Entries in a dataset:
—————

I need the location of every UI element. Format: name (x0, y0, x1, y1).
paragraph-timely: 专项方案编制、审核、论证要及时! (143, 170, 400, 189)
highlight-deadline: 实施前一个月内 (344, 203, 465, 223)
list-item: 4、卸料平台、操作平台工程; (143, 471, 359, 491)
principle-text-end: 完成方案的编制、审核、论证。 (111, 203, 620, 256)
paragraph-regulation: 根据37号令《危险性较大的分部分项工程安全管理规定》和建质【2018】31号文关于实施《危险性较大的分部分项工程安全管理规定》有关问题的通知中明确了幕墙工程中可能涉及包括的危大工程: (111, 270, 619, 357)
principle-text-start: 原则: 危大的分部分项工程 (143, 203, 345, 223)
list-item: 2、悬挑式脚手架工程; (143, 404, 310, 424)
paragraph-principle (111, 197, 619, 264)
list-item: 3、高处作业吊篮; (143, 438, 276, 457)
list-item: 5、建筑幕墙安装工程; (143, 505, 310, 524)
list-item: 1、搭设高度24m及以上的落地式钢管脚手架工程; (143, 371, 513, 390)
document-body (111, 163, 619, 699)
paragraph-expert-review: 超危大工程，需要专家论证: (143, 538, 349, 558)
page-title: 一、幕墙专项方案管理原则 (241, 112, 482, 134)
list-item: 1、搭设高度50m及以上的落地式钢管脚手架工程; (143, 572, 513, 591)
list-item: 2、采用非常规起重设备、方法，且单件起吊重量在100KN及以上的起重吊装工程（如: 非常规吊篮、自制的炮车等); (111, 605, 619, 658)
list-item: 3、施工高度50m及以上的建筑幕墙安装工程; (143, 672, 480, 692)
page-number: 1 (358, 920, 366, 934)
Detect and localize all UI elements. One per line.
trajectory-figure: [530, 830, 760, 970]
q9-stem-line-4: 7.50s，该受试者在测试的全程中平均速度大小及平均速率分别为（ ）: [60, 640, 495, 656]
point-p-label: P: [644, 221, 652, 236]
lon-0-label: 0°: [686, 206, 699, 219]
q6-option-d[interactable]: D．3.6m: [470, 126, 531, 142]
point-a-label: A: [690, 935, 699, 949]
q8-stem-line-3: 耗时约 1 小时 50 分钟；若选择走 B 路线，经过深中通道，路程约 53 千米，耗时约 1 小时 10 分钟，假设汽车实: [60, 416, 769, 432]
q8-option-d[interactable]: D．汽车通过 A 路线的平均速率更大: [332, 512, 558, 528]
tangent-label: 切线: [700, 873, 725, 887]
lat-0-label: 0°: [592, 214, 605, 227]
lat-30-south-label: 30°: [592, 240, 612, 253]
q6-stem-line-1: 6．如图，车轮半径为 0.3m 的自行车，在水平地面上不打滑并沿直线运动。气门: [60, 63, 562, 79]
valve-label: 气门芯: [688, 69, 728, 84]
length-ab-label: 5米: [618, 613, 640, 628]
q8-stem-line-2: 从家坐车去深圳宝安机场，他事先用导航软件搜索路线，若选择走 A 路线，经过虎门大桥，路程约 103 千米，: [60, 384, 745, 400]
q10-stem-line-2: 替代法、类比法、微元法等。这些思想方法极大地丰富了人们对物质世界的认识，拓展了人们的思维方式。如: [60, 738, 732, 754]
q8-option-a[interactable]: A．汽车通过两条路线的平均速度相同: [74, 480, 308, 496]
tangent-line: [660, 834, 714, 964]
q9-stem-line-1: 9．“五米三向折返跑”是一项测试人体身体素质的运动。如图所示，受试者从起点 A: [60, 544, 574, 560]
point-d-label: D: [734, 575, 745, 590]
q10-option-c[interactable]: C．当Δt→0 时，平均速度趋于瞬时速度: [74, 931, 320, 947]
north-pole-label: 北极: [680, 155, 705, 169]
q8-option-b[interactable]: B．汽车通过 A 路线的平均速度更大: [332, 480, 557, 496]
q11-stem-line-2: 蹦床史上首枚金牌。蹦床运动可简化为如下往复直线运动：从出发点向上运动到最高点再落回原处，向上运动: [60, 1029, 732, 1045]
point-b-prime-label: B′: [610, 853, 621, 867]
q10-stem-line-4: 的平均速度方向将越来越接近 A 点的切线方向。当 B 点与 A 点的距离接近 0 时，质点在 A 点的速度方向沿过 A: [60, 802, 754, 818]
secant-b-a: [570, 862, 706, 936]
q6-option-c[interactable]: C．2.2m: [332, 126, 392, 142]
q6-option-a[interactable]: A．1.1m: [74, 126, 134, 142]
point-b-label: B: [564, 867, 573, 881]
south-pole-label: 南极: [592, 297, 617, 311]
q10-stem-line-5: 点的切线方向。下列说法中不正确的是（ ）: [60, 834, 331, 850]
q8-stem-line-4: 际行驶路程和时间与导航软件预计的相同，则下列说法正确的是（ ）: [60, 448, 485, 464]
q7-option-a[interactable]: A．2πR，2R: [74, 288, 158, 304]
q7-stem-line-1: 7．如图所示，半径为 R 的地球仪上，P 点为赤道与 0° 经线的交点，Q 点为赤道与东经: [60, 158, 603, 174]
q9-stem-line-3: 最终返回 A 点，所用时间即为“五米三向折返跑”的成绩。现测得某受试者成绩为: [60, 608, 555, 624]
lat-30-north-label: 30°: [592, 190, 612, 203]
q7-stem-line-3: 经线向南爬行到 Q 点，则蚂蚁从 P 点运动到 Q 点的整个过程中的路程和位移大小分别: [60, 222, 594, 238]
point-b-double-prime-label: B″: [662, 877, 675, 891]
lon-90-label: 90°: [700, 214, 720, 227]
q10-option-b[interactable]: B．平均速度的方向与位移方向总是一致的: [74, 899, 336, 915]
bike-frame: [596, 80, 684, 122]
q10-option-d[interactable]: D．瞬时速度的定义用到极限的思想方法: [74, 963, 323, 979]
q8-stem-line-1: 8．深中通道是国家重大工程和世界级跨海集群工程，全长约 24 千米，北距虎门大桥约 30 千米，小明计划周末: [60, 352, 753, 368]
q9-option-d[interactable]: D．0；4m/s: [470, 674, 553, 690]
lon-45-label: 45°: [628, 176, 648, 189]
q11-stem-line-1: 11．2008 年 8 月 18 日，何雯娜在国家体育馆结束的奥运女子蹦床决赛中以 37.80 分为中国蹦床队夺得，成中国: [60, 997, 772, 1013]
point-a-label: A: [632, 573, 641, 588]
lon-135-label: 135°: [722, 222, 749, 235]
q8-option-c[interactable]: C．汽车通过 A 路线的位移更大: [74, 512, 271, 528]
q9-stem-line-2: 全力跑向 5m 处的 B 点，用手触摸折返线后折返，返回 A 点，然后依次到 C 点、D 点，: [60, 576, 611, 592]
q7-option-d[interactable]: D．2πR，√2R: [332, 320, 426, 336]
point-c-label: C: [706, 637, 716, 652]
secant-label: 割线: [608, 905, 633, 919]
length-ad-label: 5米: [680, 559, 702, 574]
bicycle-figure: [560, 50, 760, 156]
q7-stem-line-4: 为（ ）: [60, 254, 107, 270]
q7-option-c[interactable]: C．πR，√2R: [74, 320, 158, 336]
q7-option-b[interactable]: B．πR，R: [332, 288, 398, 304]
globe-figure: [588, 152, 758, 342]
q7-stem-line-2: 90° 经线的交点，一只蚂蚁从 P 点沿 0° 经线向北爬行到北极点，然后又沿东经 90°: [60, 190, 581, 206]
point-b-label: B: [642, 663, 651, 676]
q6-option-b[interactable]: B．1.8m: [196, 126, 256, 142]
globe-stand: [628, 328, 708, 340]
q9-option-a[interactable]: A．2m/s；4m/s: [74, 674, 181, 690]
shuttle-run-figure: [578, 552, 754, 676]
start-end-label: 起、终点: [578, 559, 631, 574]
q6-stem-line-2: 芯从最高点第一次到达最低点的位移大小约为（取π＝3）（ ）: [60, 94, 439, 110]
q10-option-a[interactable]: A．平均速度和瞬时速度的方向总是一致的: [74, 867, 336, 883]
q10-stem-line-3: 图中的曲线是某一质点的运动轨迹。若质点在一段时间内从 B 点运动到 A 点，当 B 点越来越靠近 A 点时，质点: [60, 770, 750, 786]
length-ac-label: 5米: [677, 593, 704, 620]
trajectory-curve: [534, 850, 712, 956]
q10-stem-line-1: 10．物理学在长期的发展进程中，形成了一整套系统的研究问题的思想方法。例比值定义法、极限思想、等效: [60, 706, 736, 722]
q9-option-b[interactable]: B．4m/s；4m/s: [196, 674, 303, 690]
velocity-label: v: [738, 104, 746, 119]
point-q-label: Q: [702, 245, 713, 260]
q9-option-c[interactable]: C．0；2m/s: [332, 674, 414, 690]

—————

- **Set task**
Can you output the entries from the start through the line containing "principle-text-start: 原则: 危大的分部分项工程", both included, as a Markdown table with columns Num and Content, leaving out any blank lines?

- **Completed task**
| Num | Content |
|---|---|
| 1 | I need the location of every UI element. Format: name (x0, y0, x1, y1). |
| 2 | paragraph-timely: 专项方案编制、审核、论证要及时! (143, 170, 400, 189) |
| 3 | highlight-deadline: 实施前一个月内 (344, 203, 465, 223) |
| 4 | list-item: 4、卸料平台、操作平台工程; (143, 471, 359, 491) |
| 5 | principle-text-end: 完成方案的编制、审核、论证。 (111, 203, 620, 256) |
| 6 | paragraph-regulation: 根据37号令《危险性较大的分部分项工程安全管理规定》和建质【2018】31号文关于实施《危险性较大的分部分项工程安全管理规定》有关问题的通知中明确了幕墙工程中可能涉及包括的危大工程: (111, 270, 619, 357) |
| 7 | principle-text-start: 原则: 危大的分部分项工程 (143, 203, 345, 223) |